- [Task directions] Extract, from the records beneath this instruction, each line that contains the word "square".

- [Provided material]

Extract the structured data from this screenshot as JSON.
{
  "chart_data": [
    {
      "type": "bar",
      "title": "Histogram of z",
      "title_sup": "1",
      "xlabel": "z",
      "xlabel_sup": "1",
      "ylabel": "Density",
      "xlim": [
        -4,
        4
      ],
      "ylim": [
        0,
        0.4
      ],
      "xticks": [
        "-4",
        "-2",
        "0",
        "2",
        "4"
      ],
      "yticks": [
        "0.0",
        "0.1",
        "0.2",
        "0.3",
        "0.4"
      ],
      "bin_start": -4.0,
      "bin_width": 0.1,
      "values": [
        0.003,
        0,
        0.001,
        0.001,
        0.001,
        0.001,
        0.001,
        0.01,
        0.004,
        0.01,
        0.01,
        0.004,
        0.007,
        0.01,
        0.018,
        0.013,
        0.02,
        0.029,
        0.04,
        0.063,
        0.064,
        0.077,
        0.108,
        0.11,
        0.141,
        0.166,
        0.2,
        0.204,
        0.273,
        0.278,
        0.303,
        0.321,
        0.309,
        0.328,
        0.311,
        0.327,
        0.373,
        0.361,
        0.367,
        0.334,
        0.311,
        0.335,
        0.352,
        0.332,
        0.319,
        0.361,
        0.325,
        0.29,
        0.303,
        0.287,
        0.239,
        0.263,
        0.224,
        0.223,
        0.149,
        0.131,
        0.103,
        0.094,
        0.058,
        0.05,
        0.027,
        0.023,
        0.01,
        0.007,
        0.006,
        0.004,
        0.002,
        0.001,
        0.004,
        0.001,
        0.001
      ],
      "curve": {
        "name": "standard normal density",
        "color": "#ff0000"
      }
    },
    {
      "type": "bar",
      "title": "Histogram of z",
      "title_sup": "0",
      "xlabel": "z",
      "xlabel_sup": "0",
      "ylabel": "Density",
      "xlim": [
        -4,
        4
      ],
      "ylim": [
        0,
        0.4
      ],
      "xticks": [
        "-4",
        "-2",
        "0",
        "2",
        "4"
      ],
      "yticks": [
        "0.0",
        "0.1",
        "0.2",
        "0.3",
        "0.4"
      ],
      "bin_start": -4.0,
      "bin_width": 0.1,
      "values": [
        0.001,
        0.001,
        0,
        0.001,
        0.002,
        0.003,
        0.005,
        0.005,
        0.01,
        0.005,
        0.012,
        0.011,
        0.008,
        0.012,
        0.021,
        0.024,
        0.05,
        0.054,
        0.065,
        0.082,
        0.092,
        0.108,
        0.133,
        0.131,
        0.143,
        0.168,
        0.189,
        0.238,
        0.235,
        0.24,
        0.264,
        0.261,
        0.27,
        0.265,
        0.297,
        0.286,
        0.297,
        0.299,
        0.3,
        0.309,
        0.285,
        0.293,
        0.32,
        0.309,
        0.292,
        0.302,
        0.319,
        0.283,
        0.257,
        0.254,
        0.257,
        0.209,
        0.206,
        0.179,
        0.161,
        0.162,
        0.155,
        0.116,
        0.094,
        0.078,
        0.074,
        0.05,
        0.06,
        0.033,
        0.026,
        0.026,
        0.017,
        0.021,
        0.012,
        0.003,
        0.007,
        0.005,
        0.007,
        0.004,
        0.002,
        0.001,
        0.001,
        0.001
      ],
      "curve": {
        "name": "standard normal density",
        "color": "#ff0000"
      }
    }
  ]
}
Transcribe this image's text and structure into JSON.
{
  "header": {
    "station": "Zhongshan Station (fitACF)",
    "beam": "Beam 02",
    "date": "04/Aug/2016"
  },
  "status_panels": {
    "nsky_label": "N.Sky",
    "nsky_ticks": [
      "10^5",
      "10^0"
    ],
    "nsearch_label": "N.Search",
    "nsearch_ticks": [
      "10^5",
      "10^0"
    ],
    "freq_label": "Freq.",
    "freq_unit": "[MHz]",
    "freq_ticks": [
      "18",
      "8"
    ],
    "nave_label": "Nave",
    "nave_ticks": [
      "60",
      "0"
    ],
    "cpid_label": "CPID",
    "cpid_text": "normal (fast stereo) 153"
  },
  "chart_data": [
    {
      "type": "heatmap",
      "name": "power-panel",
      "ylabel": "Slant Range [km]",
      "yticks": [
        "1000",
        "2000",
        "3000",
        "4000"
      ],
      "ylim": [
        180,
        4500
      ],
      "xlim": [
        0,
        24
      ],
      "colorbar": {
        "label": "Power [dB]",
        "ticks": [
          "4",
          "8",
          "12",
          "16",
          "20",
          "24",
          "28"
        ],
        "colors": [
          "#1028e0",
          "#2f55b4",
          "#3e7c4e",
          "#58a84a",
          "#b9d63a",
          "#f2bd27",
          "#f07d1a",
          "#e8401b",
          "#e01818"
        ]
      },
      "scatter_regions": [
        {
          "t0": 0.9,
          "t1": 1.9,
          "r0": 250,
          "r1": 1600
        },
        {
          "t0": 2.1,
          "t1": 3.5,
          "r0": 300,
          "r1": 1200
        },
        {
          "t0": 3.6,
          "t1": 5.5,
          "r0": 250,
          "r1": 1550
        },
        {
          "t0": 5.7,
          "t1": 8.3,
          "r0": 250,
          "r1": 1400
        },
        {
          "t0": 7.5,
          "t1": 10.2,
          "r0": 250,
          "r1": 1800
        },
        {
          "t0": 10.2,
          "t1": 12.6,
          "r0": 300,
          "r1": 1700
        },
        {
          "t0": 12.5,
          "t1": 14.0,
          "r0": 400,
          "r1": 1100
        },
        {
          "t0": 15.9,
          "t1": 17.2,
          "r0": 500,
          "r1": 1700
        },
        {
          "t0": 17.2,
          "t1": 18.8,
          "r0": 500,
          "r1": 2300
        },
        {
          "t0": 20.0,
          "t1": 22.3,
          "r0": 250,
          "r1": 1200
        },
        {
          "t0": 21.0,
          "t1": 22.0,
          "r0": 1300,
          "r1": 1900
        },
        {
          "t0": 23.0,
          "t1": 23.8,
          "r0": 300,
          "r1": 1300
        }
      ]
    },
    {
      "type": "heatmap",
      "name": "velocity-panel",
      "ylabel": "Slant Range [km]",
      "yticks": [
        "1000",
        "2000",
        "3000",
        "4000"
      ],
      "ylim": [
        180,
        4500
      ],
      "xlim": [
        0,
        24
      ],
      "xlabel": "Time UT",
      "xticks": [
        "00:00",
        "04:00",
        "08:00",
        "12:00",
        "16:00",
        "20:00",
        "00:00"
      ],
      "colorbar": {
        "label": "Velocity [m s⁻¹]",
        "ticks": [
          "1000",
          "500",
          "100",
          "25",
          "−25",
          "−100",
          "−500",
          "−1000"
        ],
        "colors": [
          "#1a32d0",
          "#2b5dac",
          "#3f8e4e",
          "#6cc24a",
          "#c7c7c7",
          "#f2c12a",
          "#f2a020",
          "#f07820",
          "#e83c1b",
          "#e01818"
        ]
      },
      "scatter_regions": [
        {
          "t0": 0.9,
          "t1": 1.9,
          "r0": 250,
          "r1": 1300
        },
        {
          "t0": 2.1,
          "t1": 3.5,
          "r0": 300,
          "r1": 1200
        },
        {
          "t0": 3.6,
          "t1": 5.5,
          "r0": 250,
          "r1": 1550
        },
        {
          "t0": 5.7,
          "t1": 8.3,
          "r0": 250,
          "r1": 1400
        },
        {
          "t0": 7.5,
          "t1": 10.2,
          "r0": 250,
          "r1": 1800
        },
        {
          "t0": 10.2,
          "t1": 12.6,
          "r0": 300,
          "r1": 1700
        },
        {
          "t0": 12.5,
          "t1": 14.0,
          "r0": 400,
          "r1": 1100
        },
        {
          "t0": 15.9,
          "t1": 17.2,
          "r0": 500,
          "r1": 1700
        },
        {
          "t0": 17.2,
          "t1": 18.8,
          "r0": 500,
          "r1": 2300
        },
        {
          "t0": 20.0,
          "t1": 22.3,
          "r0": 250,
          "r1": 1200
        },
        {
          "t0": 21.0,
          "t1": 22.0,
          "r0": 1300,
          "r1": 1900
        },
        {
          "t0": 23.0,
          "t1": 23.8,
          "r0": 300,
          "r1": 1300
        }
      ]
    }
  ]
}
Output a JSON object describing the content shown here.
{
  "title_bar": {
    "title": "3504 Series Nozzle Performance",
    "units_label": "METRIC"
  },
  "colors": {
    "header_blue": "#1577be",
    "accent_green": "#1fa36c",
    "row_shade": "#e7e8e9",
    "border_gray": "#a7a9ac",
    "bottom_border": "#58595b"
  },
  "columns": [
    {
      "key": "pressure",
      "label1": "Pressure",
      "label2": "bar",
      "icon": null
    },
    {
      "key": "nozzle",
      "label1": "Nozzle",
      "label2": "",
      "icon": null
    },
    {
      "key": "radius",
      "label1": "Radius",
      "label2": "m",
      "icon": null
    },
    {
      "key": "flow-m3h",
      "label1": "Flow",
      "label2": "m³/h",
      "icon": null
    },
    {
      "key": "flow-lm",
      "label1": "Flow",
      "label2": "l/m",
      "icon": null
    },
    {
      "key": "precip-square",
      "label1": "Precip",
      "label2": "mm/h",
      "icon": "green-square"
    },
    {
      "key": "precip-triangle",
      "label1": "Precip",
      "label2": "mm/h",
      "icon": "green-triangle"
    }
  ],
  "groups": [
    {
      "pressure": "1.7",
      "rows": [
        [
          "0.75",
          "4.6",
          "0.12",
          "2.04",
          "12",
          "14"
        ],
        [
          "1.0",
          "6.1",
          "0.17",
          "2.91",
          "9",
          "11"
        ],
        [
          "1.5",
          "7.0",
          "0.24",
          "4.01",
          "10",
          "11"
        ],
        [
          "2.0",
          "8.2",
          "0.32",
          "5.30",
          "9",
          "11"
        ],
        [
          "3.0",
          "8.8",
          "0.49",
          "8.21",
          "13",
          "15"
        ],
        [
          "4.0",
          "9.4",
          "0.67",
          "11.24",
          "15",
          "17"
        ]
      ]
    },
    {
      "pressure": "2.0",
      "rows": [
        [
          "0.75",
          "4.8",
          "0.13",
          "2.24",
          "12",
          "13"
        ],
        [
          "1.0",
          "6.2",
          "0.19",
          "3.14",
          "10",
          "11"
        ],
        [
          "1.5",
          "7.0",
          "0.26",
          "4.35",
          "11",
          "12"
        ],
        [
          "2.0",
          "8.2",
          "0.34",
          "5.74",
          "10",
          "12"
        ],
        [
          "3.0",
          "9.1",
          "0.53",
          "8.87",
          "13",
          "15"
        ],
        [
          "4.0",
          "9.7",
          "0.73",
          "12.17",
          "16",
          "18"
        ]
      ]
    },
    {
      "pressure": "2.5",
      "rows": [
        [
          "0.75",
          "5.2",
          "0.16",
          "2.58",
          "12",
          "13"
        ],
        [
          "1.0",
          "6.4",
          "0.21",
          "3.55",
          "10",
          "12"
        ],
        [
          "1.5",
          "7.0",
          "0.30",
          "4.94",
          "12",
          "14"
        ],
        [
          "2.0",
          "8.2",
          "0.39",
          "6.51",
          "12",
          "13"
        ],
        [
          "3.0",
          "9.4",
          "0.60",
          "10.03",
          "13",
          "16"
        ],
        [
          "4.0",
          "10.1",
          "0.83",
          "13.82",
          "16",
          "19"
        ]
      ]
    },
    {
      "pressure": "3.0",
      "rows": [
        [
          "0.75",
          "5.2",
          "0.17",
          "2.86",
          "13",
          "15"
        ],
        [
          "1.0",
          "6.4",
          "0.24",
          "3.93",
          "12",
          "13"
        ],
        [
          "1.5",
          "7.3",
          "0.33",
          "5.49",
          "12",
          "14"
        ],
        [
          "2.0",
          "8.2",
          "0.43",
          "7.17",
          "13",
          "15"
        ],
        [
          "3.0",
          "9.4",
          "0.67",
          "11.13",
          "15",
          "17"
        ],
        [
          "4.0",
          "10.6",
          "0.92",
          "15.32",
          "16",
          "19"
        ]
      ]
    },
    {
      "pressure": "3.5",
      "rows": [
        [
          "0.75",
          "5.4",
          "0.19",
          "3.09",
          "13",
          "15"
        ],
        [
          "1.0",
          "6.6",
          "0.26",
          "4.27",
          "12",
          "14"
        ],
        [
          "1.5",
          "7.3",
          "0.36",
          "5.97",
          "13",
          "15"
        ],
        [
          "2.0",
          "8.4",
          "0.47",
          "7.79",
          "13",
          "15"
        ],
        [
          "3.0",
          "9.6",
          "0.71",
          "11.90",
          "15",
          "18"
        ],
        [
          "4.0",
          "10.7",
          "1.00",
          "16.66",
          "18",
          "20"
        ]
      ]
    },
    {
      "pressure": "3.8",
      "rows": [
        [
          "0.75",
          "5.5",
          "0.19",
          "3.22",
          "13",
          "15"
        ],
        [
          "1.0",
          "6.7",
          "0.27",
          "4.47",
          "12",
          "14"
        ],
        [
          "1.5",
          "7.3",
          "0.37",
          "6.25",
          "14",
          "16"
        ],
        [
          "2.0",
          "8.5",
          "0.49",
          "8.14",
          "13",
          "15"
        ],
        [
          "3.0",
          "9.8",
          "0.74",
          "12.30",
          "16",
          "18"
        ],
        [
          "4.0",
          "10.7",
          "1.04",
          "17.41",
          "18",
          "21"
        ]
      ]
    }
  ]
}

- [Written answer]
      "key": "precip-square",
      "icon": "green-square"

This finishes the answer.